__Task description__: Search the data for the string "text" and gather each line it is in.

__Material for the task__:
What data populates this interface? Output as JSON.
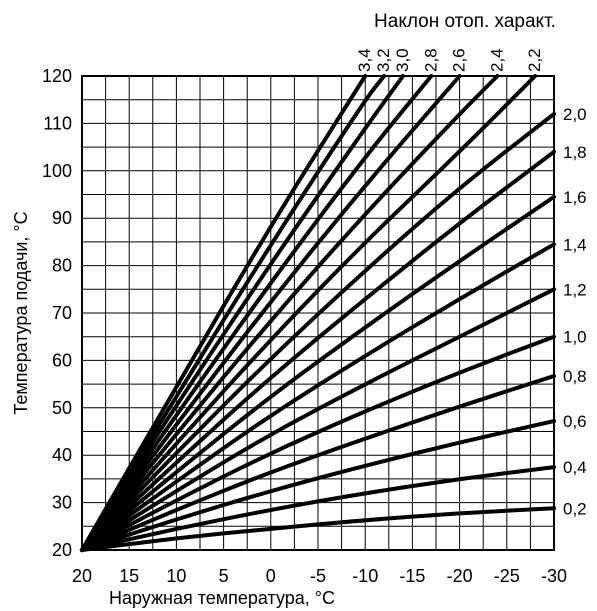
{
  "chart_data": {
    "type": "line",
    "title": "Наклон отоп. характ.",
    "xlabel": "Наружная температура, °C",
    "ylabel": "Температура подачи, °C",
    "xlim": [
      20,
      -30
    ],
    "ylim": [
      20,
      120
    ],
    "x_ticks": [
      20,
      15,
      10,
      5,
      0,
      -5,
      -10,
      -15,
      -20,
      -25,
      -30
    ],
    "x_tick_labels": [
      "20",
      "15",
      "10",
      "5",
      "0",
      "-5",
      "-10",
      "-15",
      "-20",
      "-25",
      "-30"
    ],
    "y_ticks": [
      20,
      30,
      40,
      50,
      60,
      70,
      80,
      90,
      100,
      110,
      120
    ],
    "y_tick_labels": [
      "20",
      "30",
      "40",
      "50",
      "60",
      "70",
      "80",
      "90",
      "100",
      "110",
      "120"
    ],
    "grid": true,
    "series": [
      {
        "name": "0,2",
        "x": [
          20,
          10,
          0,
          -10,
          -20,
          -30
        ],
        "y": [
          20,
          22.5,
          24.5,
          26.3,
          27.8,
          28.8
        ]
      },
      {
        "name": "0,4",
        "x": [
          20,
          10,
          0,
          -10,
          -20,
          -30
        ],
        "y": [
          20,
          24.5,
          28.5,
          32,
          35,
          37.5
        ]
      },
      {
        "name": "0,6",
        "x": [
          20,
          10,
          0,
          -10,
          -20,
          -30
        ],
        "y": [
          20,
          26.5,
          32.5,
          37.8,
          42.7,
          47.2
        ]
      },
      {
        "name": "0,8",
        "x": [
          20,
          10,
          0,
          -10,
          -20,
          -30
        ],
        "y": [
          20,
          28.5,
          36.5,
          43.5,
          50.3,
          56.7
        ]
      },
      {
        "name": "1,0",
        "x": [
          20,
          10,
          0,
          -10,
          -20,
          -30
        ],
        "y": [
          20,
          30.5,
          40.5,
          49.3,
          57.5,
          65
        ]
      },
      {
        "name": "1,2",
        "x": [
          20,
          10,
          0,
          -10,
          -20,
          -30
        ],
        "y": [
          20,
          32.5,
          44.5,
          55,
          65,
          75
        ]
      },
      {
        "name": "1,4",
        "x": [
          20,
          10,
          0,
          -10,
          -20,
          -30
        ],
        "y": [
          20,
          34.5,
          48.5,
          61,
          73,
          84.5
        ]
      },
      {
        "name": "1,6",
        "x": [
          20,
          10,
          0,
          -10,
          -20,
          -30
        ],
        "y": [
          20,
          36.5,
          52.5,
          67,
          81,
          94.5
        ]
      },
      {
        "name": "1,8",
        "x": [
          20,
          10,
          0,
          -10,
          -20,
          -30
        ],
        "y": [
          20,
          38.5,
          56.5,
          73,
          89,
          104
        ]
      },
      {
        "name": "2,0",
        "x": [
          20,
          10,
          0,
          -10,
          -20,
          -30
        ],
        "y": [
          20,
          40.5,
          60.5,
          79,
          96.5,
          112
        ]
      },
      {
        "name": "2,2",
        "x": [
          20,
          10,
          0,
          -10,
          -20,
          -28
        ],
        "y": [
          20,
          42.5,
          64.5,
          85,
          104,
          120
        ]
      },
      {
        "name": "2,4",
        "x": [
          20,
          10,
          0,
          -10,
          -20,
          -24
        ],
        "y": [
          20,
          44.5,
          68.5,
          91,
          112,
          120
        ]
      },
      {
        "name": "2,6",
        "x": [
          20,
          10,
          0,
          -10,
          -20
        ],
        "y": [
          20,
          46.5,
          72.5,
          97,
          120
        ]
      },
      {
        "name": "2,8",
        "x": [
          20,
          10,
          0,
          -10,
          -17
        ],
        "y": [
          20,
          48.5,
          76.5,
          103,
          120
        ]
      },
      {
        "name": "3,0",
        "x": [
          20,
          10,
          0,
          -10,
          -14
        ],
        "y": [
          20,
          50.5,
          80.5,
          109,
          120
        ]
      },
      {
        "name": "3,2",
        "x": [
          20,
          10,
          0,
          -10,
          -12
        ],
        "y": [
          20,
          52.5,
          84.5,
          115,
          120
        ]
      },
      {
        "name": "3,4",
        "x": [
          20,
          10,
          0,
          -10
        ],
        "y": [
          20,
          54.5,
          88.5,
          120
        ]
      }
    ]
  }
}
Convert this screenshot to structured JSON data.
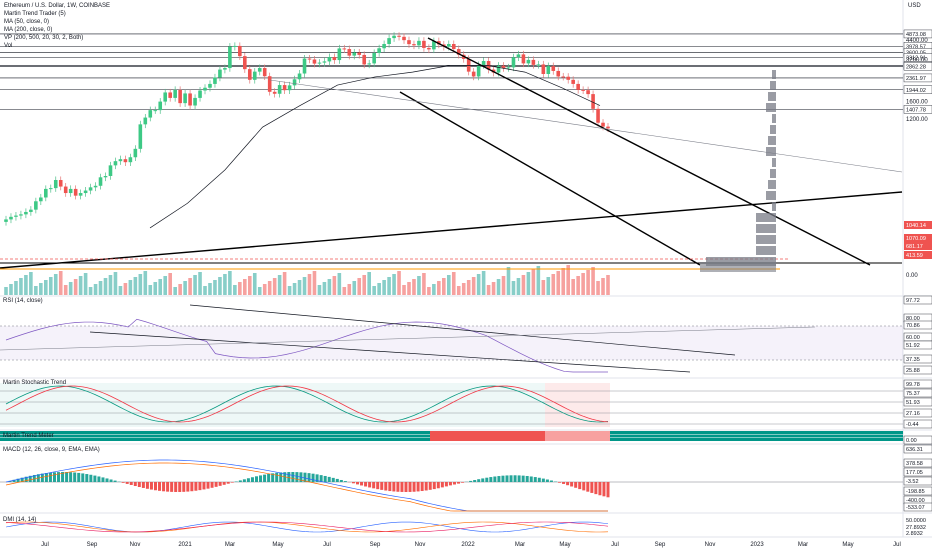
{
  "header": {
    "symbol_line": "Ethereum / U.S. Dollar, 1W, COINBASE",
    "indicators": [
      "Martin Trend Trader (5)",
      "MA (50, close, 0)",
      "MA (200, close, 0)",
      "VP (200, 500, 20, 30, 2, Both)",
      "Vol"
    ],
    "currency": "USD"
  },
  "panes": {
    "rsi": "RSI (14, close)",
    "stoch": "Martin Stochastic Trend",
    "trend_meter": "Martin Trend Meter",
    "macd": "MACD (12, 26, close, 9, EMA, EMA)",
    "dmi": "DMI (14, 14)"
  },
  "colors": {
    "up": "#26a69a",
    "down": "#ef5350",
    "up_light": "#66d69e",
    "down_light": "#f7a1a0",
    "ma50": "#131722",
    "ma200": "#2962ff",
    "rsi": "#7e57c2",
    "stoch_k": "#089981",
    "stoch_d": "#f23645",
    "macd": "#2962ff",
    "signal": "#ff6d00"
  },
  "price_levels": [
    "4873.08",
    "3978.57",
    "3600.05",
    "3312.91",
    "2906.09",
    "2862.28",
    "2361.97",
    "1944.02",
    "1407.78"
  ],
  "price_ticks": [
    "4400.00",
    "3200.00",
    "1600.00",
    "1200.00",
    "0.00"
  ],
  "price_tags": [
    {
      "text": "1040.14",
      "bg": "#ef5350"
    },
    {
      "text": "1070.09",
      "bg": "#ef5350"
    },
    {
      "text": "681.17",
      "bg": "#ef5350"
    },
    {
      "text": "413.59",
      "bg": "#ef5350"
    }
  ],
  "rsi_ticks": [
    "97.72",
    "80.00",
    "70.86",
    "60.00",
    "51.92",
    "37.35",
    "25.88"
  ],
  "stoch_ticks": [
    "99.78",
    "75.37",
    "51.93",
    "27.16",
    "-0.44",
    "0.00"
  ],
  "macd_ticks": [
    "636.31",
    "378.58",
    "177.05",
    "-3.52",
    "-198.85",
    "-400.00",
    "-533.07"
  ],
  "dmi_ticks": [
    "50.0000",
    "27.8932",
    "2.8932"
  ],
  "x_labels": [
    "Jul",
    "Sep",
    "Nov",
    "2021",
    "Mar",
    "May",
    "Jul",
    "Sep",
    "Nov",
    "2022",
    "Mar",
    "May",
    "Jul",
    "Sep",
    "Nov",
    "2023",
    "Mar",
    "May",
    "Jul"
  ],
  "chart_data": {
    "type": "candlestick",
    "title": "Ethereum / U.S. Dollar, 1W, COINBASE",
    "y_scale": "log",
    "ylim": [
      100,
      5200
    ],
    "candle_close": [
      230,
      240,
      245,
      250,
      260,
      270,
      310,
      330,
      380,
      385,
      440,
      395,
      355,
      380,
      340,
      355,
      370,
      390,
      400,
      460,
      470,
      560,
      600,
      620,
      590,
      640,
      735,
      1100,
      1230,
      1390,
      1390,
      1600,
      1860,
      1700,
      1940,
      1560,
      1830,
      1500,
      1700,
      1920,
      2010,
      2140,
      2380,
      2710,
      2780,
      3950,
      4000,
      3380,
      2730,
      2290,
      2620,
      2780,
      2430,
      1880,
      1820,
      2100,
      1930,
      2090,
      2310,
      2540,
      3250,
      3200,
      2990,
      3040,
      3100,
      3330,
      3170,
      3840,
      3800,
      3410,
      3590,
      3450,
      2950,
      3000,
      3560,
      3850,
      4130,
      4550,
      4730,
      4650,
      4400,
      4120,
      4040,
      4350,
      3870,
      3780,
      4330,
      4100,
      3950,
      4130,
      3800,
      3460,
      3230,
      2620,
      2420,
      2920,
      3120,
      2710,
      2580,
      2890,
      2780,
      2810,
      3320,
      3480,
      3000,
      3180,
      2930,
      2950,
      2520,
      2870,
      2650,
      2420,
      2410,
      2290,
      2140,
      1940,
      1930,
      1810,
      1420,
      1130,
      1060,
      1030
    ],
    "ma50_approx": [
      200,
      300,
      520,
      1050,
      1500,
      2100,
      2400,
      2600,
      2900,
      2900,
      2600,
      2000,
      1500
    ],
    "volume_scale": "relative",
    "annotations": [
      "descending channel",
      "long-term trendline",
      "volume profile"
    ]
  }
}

__Answer in full__:
      "text": "1040.14",
      "text": "1070.09",
      "text": "681.17",
      "text": "413.59",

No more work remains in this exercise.